DIRECTIONS FOR THIS TASK: Output only how many lines below contain "text".

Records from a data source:
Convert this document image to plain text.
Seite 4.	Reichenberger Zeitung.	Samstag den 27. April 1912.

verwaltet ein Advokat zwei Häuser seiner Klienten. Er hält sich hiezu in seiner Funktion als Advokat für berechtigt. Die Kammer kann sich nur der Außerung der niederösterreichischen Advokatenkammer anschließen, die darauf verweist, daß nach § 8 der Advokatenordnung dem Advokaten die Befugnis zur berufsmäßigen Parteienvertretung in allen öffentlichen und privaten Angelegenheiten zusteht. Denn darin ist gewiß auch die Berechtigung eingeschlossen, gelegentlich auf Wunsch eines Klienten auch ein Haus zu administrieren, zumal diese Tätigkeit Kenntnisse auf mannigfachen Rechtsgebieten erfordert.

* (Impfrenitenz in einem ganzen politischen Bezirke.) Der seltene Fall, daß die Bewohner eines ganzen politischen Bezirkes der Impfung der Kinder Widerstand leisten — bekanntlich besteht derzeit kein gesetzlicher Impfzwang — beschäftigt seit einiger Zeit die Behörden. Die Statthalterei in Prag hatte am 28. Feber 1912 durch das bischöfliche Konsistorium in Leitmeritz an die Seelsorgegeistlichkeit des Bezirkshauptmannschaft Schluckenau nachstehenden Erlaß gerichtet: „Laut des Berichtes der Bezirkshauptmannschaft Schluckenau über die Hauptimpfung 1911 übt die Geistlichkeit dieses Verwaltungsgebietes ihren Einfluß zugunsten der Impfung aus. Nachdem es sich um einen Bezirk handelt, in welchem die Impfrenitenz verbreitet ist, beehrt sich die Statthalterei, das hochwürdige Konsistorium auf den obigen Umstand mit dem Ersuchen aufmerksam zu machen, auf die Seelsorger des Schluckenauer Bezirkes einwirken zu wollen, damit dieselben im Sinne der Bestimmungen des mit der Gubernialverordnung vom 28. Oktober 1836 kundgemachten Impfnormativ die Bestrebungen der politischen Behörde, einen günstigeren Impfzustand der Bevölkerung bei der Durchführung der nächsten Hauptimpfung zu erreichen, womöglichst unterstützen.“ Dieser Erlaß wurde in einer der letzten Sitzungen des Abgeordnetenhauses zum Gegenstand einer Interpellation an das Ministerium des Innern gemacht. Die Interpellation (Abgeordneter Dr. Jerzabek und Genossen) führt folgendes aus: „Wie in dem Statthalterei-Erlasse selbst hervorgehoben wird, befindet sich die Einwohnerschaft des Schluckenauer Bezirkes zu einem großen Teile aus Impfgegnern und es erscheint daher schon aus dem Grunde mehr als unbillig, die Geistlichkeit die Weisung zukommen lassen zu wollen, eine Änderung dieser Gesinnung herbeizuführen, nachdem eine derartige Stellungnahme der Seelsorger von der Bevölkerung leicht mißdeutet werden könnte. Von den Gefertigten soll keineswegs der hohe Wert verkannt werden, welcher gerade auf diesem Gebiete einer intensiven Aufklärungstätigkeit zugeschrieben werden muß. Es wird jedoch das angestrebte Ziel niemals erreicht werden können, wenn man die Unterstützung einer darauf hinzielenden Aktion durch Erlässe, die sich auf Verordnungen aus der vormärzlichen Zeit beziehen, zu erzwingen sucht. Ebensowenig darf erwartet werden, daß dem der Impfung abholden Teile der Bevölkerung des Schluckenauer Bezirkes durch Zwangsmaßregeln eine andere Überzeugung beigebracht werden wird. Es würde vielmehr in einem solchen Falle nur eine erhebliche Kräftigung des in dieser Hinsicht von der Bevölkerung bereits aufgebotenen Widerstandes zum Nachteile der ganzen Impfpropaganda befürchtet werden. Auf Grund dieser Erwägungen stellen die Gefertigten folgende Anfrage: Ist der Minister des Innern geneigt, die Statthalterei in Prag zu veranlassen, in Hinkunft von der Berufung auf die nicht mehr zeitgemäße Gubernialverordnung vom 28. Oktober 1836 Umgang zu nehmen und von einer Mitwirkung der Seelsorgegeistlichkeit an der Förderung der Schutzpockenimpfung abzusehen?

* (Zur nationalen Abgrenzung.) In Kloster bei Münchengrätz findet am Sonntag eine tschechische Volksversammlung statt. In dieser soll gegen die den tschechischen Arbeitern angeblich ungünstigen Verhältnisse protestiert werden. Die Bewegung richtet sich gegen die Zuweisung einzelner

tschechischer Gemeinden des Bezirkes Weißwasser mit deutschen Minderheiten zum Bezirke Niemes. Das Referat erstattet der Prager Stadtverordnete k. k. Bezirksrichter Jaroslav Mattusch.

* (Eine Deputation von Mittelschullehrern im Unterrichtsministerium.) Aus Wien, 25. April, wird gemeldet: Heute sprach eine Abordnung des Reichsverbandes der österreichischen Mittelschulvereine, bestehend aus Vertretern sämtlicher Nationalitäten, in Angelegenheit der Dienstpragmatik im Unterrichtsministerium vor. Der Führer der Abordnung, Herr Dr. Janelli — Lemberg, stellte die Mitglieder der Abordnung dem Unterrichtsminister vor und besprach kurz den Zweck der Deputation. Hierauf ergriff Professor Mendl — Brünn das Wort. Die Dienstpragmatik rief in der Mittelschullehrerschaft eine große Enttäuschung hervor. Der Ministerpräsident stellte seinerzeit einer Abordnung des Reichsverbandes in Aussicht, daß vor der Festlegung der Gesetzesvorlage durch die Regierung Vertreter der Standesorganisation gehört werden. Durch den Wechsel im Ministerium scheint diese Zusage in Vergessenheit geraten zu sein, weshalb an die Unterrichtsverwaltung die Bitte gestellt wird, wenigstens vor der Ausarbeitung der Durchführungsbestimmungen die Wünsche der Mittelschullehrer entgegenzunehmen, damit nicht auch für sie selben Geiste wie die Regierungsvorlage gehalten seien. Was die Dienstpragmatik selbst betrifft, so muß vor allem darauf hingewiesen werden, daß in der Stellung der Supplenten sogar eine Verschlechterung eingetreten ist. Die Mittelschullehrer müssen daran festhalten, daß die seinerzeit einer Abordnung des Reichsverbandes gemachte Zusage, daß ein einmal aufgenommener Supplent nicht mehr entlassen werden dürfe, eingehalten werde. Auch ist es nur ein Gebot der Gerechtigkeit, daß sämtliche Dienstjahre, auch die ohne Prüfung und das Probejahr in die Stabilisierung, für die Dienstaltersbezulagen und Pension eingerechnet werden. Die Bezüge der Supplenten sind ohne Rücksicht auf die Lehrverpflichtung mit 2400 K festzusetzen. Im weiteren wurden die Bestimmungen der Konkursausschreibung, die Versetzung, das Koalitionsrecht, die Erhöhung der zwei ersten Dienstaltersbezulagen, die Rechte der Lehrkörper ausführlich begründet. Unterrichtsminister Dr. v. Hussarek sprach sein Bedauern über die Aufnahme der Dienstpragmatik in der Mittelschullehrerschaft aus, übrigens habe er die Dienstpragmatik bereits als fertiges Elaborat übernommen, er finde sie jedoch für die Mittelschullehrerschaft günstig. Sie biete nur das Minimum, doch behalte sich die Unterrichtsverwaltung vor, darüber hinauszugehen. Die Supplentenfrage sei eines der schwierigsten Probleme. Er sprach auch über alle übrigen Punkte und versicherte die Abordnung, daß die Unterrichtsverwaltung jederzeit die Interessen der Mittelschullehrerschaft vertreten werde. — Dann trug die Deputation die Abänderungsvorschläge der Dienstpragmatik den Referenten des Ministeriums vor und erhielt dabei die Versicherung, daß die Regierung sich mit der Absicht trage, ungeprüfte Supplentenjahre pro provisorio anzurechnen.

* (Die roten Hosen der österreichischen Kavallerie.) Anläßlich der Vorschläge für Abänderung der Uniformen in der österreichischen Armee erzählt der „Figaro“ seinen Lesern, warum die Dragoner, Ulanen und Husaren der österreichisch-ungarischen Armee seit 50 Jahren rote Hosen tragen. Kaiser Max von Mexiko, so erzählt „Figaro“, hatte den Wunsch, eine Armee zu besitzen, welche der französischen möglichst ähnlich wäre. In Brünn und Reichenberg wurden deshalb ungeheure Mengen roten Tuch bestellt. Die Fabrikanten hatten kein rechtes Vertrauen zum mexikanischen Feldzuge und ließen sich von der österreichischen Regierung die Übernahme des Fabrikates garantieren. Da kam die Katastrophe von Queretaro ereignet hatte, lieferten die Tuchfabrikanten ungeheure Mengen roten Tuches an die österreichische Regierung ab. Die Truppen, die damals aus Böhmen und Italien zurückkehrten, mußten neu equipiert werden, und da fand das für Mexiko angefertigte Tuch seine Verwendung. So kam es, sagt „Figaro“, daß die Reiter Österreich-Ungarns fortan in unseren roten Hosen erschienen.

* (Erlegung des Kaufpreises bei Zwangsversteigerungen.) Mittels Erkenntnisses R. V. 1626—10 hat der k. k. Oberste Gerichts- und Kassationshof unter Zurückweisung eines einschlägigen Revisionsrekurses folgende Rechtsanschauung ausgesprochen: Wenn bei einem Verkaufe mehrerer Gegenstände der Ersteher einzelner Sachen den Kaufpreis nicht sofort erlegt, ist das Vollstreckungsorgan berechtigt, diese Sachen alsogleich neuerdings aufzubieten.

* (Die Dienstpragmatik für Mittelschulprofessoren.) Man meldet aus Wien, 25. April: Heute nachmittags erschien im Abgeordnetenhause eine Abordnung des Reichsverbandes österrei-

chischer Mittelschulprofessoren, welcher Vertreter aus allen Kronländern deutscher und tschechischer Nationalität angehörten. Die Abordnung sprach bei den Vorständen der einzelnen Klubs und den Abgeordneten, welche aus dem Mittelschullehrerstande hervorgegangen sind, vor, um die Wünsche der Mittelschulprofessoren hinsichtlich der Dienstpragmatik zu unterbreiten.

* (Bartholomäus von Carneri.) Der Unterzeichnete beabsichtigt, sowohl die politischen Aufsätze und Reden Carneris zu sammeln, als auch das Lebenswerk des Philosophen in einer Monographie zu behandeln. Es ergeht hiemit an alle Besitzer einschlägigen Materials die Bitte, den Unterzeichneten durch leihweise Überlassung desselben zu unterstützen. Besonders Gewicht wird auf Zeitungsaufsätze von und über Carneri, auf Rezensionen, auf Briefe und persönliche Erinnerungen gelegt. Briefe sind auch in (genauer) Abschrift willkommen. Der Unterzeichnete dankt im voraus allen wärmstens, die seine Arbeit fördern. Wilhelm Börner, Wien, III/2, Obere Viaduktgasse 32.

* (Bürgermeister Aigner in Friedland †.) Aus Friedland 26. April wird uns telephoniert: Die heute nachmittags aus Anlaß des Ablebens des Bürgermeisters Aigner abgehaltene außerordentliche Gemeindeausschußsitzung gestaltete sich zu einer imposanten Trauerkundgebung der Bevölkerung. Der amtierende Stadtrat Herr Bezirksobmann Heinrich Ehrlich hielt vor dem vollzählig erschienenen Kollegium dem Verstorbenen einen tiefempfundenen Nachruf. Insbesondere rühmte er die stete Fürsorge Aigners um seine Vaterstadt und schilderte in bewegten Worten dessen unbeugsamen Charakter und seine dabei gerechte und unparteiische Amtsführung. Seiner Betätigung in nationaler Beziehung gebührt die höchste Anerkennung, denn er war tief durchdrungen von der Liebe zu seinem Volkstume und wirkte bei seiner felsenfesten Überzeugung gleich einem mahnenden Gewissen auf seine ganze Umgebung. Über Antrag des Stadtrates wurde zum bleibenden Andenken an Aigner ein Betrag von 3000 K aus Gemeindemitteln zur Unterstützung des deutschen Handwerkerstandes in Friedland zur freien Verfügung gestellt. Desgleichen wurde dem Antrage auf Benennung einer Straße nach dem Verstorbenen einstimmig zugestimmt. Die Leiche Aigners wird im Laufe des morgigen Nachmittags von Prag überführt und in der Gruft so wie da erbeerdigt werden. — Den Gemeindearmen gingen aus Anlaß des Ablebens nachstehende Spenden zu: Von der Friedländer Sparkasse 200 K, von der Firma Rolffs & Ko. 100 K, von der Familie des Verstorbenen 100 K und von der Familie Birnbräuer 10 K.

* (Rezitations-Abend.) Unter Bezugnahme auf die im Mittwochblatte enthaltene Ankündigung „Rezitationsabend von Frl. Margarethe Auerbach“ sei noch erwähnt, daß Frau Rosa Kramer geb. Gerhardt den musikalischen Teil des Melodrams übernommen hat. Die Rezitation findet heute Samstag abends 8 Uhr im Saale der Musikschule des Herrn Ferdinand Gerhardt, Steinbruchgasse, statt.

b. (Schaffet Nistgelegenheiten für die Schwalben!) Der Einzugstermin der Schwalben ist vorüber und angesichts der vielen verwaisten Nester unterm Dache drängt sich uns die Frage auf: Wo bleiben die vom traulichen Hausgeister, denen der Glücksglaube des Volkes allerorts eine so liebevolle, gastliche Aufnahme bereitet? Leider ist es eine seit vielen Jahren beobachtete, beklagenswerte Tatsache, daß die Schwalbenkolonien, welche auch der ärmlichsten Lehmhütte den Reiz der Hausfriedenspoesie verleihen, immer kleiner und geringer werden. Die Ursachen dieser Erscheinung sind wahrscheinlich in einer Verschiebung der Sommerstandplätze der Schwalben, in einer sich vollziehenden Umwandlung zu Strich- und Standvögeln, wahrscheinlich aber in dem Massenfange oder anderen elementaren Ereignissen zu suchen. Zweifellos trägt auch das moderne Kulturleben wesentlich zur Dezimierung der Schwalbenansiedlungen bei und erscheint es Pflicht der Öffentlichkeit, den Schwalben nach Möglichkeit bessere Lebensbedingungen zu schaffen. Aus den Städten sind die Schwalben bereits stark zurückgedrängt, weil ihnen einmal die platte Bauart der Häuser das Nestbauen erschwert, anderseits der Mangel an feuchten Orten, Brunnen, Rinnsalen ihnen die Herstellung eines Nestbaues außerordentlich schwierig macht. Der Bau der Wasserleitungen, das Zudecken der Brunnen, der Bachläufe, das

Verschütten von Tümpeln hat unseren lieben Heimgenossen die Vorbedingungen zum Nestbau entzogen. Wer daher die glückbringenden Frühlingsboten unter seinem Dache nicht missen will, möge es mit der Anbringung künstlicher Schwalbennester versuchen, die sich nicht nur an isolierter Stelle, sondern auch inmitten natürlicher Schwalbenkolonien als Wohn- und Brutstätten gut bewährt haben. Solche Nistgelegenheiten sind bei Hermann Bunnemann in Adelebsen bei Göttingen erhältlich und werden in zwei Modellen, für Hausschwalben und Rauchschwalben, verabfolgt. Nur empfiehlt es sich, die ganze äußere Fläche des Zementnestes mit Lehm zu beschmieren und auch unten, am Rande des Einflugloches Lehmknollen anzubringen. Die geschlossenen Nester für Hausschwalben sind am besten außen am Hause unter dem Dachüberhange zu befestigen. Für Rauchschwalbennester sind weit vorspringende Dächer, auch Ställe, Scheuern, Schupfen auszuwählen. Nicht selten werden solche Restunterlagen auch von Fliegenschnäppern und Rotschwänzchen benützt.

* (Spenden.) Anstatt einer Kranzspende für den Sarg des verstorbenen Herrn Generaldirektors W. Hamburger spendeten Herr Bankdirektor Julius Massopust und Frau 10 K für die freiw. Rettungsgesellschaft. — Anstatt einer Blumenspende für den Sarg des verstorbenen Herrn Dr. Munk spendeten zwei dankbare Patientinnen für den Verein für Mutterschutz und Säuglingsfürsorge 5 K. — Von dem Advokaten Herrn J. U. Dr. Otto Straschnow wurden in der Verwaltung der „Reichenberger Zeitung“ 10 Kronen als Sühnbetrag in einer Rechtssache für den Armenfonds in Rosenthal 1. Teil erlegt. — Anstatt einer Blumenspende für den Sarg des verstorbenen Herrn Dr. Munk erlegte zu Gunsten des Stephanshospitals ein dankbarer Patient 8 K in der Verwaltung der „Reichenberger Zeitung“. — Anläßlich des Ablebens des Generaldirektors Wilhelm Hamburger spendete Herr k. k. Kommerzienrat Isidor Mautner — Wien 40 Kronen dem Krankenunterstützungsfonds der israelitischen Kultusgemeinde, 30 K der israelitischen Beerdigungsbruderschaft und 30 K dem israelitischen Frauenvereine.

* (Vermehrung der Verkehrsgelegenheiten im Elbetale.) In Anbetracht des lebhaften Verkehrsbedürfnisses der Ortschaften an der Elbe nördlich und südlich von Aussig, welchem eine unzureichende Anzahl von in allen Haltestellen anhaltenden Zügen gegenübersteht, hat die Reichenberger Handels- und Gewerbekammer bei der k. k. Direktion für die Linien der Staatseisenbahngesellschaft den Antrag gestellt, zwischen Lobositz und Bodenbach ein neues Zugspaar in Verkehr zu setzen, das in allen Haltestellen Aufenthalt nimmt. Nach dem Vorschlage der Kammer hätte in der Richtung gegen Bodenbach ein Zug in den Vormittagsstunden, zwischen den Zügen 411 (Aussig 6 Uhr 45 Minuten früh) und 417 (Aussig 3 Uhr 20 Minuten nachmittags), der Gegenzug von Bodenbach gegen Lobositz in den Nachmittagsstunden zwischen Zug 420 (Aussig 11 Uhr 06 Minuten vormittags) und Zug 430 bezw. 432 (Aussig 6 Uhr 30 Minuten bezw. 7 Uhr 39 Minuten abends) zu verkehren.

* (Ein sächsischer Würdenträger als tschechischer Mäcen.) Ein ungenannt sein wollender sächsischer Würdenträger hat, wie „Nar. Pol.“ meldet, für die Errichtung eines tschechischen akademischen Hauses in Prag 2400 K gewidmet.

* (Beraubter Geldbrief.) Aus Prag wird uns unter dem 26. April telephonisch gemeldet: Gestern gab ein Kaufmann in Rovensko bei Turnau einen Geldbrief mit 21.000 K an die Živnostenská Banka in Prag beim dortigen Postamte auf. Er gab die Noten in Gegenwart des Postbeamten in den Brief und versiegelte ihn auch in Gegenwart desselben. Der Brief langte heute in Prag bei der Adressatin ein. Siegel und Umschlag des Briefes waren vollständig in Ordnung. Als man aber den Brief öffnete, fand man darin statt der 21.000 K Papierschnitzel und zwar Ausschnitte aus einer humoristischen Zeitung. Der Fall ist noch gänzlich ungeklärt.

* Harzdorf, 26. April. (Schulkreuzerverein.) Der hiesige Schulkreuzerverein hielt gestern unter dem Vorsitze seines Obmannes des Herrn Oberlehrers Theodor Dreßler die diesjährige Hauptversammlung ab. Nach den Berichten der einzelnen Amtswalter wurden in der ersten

...

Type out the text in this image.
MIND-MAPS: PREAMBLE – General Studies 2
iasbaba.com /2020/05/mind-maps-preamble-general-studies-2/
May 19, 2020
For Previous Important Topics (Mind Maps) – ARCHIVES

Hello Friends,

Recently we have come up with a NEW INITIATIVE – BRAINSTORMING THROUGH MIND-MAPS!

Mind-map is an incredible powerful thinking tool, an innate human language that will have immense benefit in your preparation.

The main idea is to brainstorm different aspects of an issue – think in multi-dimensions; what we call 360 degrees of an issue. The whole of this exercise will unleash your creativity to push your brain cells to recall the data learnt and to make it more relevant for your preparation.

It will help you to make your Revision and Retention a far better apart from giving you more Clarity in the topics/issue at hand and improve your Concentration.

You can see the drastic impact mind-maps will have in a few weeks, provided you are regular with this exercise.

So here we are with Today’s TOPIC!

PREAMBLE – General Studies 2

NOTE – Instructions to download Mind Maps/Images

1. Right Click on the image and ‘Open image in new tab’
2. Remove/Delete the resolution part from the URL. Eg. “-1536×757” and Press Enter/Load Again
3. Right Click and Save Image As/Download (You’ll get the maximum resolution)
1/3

COMPLETED TASK: 2